■ **TASK REQUIREMENTS**:
Count every line that holds the string "Part", then give that number alone.

■ **RECORDS TO PROCESS**:
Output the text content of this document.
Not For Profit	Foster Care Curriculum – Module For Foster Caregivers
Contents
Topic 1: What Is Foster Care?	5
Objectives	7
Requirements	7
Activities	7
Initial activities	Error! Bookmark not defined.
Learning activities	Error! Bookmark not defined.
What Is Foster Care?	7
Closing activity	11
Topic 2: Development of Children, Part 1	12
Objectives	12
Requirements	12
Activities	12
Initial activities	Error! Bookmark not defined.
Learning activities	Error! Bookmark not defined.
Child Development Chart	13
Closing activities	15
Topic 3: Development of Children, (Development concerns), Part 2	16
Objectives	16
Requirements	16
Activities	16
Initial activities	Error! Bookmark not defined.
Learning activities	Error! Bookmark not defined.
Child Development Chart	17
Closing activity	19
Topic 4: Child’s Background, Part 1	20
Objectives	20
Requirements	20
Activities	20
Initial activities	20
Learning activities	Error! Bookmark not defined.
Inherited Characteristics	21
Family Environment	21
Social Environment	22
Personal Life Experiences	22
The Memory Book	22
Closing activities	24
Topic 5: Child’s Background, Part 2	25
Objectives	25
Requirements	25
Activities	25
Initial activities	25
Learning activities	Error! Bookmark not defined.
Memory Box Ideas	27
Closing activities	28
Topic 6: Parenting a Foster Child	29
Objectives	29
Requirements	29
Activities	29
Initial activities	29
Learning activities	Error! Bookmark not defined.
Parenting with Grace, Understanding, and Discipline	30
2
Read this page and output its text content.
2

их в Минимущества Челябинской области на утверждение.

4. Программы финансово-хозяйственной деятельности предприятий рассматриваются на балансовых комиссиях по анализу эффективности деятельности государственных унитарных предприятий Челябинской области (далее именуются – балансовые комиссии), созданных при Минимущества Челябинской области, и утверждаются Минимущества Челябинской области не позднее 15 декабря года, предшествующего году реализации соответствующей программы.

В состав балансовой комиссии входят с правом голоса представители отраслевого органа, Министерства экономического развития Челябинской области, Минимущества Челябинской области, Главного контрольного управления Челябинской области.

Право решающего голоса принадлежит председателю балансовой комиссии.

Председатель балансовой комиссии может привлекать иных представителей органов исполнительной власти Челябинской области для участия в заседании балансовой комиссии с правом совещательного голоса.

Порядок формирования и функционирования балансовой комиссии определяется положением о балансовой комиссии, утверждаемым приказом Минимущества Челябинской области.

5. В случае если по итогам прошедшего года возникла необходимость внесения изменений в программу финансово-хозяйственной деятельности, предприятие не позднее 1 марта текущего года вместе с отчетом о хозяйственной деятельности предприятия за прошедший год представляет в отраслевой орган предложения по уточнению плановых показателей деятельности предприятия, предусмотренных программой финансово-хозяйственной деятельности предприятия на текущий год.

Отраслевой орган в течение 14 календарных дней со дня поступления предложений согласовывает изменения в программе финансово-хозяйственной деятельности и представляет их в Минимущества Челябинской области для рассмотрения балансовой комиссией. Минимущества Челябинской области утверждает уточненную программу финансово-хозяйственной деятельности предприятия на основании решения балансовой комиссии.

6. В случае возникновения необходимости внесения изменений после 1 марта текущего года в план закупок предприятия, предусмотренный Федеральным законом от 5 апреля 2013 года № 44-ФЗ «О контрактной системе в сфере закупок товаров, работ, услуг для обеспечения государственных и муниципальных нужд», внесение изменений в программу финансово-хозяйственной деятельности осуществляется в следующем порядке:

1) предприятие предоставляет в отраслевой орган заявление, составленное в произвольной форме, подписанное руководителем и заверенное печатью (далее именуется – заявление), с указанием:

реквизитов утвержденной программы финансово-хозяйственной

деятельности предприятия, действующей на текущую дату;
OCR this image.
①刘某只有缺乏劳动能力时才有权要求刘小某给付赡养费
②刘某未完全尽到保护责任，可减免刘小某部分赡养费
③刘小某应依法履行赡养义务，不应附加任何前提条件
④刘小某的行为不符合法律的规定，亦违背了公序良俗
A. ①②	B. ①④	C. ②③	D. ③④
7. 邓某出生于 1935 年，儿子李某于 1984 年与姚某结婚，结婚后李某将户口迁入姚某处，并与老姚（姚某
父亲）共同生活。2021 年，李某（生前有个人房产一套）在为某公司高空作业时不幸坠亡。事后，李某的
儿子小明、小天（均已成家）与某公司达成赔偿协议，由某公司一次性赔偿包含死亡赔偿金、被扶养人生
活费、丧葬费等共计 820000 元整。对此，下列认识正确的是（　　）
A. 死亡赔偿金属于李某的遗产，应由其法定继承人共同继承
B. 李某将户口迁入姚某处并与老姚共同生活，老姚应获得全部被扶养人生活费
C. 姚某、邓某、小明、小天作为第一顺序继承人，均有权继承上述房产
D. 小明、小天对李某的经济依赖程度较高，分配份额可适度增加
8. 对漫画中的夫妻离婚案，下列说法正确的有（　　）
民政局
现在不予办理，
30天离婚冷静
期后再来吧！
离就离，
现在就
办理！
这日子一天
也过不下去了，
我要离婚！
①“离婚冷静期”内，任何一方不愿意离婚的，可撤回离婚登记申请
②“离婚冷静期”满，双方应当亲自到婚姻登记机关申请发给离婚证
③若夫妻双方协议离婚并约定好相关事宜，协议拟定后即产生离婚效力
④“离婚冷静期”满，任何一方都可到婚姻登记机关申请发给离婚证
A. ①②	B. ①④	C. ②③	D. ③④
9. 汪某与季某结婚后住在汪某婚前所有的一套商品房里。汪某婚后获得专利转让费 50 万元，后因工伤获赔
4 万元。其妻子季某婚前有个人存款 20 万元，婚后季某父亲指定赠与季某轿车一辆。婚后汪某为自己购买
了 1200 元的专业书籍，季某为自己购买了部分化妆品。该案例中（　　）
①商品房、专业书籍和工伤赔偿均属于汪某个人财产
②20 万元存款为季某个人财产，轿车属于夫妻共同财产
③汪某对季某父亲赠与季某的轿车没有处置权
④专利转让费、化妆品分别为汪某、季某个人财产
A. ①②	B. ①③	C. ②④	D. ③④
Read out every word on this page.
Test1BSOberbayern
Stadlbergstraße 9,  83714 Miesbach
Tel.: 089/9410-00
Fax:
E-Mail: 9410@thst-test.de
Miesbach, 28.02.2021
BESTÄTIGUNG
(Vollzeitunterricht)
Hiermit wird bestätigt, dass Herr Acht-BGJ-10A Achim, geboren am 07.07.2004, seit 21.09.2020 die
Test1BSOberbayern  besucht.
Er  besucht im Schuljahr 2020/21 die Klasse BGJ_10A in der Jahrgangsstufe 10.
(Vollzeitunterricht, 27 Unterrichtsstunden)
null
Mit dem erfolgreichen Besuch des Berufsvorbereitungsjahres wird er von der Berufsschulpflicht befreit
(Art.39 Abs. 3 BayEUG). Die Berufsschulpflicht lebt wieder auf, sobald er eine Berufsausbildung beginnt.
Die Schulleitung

■ **WORKED SOLUTION**:
4